§ **Task goal**: Transcribe only what runs from the line containing "Serialize everything readable" through the final line below, exactly, and leave every picture out.

§ **Listed entries**:
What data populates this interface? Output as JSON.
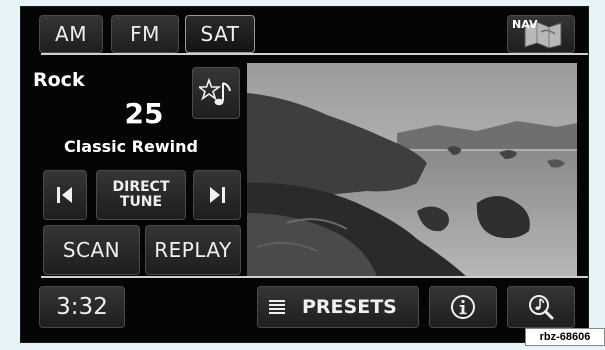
{
  "bands": [
    {
      "label": "AM",
      "active": false
    },
    {
      "label": "FM",
      "active": false
    },
    {
      "label": "SAT",
      "active": true
    }
  ],
  "nav": {
    "label": "NAV"
  },
  "station": {
    "genre": "Rock",
    "channel": "25",
    "name": "Classic Rewind"
  },
  "controls": {
    "direct_tune": "DIRECT TUNE",
    "direct_tune_line1": "DIRECT",
    "direct_tune_line2": "TUNE",
    "scan": "SCAN",
    "replay": "REPLAY"
  },
  "bottom": {
    "time": "3:32",
    "presets": "PRESETS"
  },
  "reference_tag": "rbz-68606",
  "icons": {
    "favorite": "star-music-note-icon",
    "seek_back": "skip-back-icon",
    "seek_forward": "skip-forward-icon",
    "presets_list": "list-icon",
    "info": "info-icon",
    "music_search": "music-search-icon",
    "nav_map": "map-icon"
  }
}
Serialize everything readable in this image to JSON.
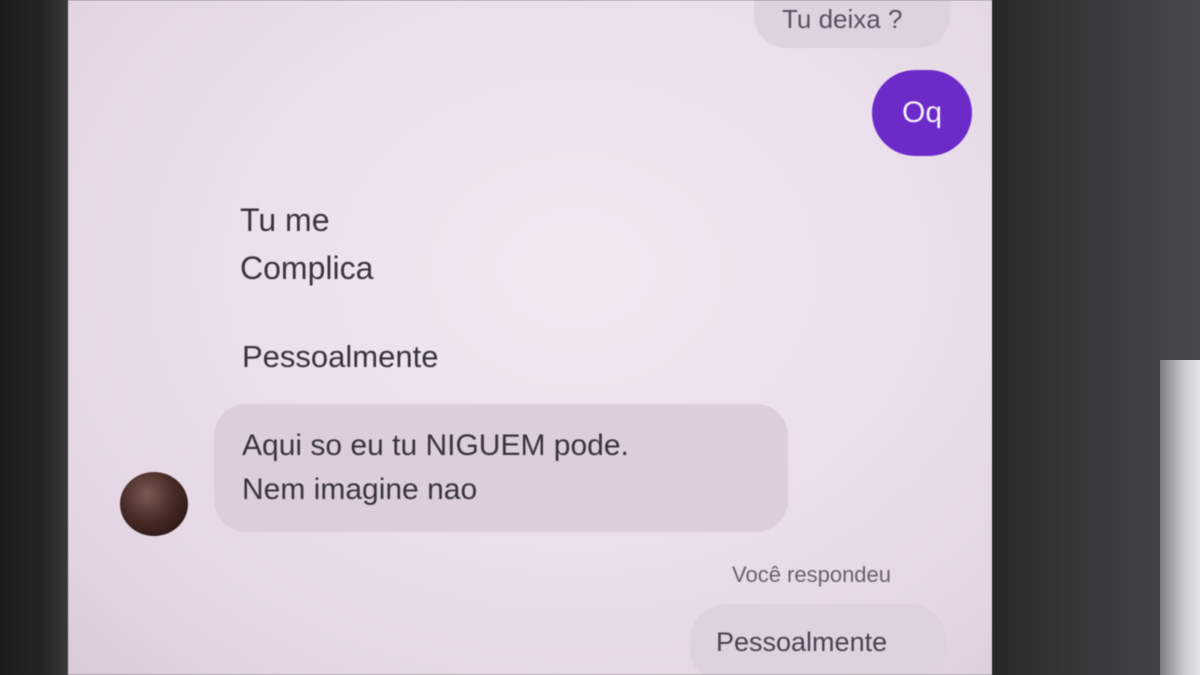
{
  "conversation": {
    "messages": [
      {
        "id": "m1",
        "sender": "me",
        "style": "gray",
        "text": "Tu deixa ?"
      },
      {
        "id": "m2",
        "sender": "me",
        "style": "purple",
        "text": "Oq"
      },
      {
        "id": "m3",
        "sender": "them",
        "style": "plain",
        "text": "Tu me\nComplica"
      },
      {
        "id": "m4",
        "sender": "them",
        "style": "plain",
        "text": "Pessoalmente"
      },
      {
        "id": "m5",
        "sender": "them",
        "style": "bubble",
        "text": "Aqui so eu tu  NIGUEM pode.\nNem imagine nao"
      },
      {
        "id": "m6",
        "sender": "me",
        "style": "gray",
        "text": "Pessoalmente"
      }
    ],
    "reply_label": "Você respondeu"
  },
  "colors": {
    "screen_bg": "#ece0ec",
    "outgoing_accent": "#6c2bc9",
    "incoming_bubble": "#dccedd",
    "text": "#3a3340"
  },
  "icons": {
    "avatar": "contact-avatar"
  }
}
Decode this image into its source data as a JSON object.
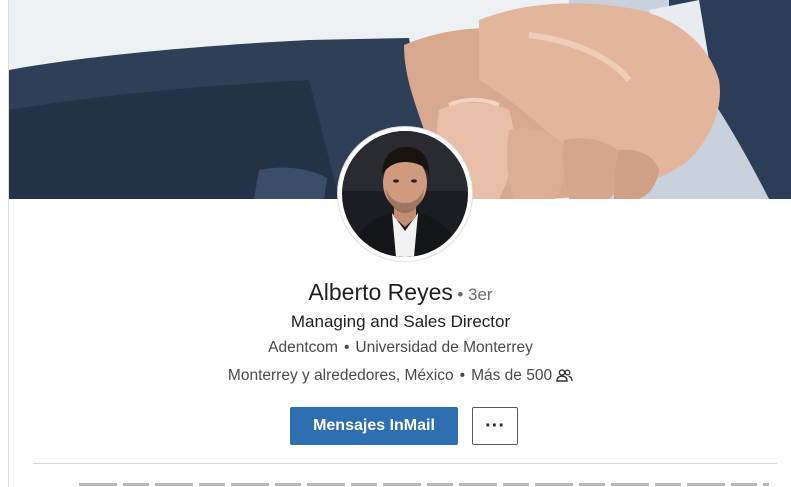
{
  "profile": {
    "name": "Alberto Reyes",
    "degree": "• 3er",
    "headline": "Managing and Sales Director",
    "company": "Adentcom",
    "school": "Universidad de Monterrey",
    "location": "Monterrey y alrededores, México",
    "connections": "Más de 500",
    "separator": "•"
  },
  "actions": {
    "inmail_label": "Mensajes InMail",
    "more_label": "···"
  },
  "colors": {
    "primary_button": "#2d6fb0",
    "text_main": "#1f1f1f",
    "text_secondary": "#4a4a4a"
  },
  "icons": {
    "connections": "people-icon",
    "more": "ellipsis-icon"
  }
}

§ **Solution for this exercise**:
Serialize everything readable in this image to JSON.
{
  "conversation": {
    "messages": [
      {
        "id": "m1",
        "sender": "me",
        "style": "gray",
        "text": "Tu deixa ?"
      },
      {
        "id": "m2",
        "sender": "me",
        "style": "purple",
        "text": "Oq"
      },
      {
        "id": "m3",
        "sender": "them",
        "style": "plain",
        "text": "Tu me\nComplica"
      },
      {
        "id": "m4",
        "sender": "them",
        "style": "plain",
        "text": "Pessoalmente"
      },
      {
        "id": "m5",
        "sender": "them",
        "style": "bubble",
        "text": "Aqui so eu tu  NIGUEM pode.\nNem imagine nao"
      },
      {
        "id": "m6",
        "sender": "me",
        "style": "gray",
        "text": "Pessoalmente"
      }
    ],
    "reply_label": "Você respondeu"
  },
  "colors": {
    "screen_bg": "#ece0ec",
    "outgoing_accent": "#6c2bc9",
    "incoming_bubble": "#dccedd",
    "text": "#3a3340"
  },
  "icons": {
    "avatar": "contact-avatar"
  }
}
Decode this image into its source data as a JSON object.
{
  "profile": {
    "name": "Alberto Reyes",
    "degree": "• 3er",
    "headline": "Managing and Sales Director",
    "company": "Adentcom",
    "school": "Universidad de Monterrey",
    "location": "Monterrey y alrededores, México",
    "connections": "Más de 500",
    "separator": "•"
  },
  "actions": {
    "inmail_label": "Mensajes InMail",
    "more_label": "···"
  },
  "colors": {
    "primary_button": "#2d6fb0",
    "text_main": "#1f1f1f",
    "text_secondary": "#4a4a4a"
  },
  "icons": {
    "connections": "people-icon",
    "more": "ellipsis-icon"
  }
}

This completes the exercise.